### Auszug

EU-Klage gegen Deutsches Kohlekraftwerk

Die neue Kühlung des Kohlekraftwerks Moorburg bei Hamburg verstößt nach Ansicht des BUND und der Europäischen Kommission gegen europäische Auflagen zum Umweltschutz. Der Fall wird nun vor dem EuGH behandelt.

von Bente Löhndorf
News

Datum: 11.11.2015 13:53

Die Europäische Kommission verklagt Deutschland vor dem Europäischen Gerichtshof (EuGH) wegen mangelhafter Umweltverträglichkeitsprüfungen beim Kohlekraftwerk Moorburg bei Hamburg. Die Wasserkühlung des Kraftwerks nahm erst Anfang März seinen kommerziellen Betrieb auf, doch sie ist seit Jahren umstritten, weil sie geschützte Fischarten wie Lachs, das Flussneunauge oder Meerneunauge mit der Wasserentnahme zur Kühlung des Vattenfall-Kraftwerks gefährden könnte. „Deutschland hat es versäumt, eine angemessene Bewertung vorzunehmen, wie sie die entsprechende Richtlinie vorsieht", teilte die Kommission mit. Zudem habe es keine Prüfung alternativer Kühlungsverfahren gegeben, um die Gefährdung bedrohter Arten zu vermeiden.

Umweltschützer fürchten um Artenschutz


Schon jetzt befasst sich das Bundesverwaltungsgericht Leipzig mit dem Fall. Die Umweltorganisation BUND hatte die Stadt Hamburg wegen des Verstoßes gegen die Europäische Wasserrahmenrichtlinie verklagt. Das Ergebnis wird in den kommenden Monaten erwartet. „Die Klage der EU-Kommission basiert auf einer Beschwerde, die wir im Jahr 2010 eingereicht haben“, sagte Manfred Braasch, Geschäftsführer des BUND-Landesverbandes Hamburg. „Das neue Verfahren bestätigt uns einmal mehr, dass der Betrieb des Kraftwerks Moorburg nicht im Einklang mit dem deutschen und europäischen Umwelt- und Naturschutz steht.“

Gelassenheit bei Stadt und Betreiber


Magnus-Sebastian Kutz, Sprecher der zuständigen Behörde für Stadtentwicklung und Umwelt (BSU) in Hamburg, erklärte, die Klage aus Europa komme nicht überraschend. Die Erfahrung aus der einjährigen Testphase zeige jedoch, dass Fischpopulationen nicht durch das Kraftwerk beeinträchtigt würden: „Der lange Probebetrieb des Kraftwerks hat unsere Erwartungen insofern übertroffen, als dass mithilfe der neuen Fischtreppe nun mehr Fische die Elbe zum Laichen hinaufgelangen als vor deren Bau – trotz der Entnahme von Kühlwasser.“

Vattenfall blickt dem Verfahren einigermaßen entspannt entgegen. „Wir haben eine gültige Betriebsgenehmigung und sind an dem Klageverfahren nicht beteiligt“, sagte Unternehmenssprecherin Barbara Meyer-Bukow. Dennoch müsste Vattenfall im Fall, dass eine Flusskühlung des Kraftwerks durch die beiden Verfahren verboten würden, ganzjährig auf den kraftwerkseigenen Kühlturm zurückgreifen. Dieser ist aber ein besonders niedriger Hybridkühlturm, dessen Betrieb durch Ventilatoren wesentlich energieintensiver wäre.

######

- Aufgabenstellung: Kopiere aus dem Auszug den Abschnitt von „Die Europäische Kommission“ bis einschließlich „Arten zu vermeiden.“ ohne jede Änderung.

### Gezeigte Einträge

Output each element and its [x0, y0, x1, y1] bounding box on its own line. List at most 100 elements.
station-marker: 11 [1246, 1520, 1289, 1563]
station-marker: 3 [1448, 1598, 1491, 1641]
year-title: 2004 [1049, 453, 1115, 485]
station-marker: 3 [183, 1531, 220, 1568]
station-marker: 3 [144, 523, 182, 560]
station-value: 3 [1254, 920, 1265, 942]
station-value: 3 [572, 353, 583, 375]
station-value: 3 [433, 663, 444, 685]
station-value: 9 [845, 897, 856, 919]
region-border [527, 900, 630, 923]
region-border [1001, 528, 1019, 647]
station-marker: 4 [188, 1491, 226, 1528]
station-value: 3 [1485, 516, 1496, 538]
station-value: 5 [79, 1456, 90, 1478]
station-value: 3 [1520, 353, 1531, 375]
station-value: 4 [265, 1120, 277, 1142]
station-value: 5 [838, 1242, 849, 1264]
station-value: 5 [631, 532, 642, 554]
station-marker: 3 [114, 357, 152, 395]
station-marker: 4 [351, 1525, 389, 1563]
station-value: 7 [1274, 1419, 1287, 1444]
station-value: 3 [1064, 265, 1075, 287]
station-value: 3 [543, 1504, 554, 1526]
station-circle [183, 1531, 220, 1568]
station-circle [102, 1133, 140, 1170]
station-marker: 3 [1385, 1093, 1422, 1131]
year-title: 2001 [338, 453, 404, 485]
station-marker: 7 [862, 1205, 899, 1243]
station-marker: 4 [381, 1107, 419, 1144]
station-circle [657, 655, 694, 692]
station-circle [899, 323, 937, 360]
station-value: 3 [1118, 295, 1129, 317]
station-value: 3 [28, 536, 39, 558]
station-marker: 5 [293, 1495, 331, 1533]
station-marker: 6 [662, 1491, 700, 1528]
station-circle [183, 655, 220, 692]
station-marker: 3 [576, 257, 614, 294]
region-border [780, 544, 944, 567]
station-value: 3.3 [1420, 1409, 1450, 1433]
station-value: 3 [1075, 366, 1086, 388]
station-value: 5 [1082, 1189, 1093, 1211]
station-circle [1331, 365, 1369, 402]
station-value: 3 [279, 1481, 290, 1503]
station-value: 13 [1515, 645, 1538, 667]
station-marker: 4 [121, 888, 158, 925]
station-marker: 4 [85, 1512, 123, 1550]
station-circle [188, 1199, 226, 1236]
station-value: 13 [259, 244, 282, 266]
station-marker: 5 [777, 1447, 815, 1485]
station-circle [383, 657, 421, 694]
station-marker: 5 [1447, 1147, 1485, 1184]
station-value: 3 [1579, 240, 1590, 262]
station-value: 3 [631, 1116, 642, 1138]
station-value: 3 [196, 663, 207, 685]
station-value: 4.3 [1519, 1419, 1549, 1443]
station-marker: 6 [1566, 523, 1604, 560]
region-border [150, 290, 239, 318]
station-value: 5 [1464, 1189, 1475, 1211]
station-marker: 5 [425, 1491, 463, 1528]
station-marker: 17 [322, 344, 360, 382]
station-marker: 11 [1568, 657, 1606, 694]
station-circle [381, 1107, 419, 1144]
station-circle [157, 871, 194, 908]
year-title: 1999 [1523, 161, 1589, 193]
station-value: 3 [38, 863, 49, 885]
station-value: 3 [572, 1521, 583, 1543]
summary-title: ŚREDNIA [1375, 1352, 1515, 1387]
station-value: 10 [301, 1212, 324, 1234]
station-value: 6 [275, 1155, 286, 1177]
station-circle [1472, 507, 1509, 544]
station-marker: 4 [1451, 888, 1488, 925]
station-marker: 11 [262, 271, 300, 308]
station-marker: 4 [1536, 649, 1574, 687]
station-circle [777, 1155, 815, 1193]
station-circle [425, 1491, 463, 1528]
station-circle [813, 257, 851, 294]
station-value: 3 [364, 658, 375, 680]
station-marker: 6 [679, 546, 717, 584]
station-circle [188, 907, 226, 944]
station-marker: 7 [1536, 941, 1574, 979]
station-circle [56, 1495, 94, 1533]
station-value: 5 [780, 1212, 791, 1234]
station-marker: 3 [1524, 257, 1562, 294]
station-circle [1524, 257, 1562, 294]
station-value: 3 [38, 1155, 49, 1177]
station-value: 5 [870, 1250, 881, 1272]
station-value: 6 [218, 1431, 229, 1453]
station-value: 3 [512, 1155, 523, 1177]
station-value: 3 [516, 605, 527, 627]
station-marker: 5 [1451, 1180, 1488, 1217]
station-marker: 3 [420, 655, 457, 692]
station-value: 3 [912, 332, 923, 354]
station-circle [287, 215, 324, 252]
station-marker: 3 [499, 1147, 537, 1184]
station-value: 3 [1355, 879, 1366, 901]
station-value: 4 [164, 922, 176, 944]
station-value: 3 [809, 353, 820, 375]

######

- Antwortfeld:
Die Europäische Kommission verklagt Deutschland vor dem Europäischen Gerichtshof (EuGH) wegen mangelhafter Umweltverträglichkeitsprüfungen beim Kohlekraftwerk Moorburg bei Hamburg. Die Wasserkühlung des Kraftwerks nahm erst Anfang März seinen kommerziellen Betrieb auf, doch sie ist seit Jahren umstritten, weil sie geschützte Fischarten wie Lachs, das Flussneunauge oder Meerneunauge mit der Wasserentnahme zur Kühlung des Vattenfall-Kraftwerks gefährden könnte. „Deutschland hat es versäumt, eine angemessene Bewertung vorzunehmen, wie sie die entsprechende Richtlinie vorsieht", teilte die Kommission mit. Zudem habe es keine Prüfung alternativer Kühlungsverfahren gegeben, um die Gefährdung bedrohter Arten zu vermeiden.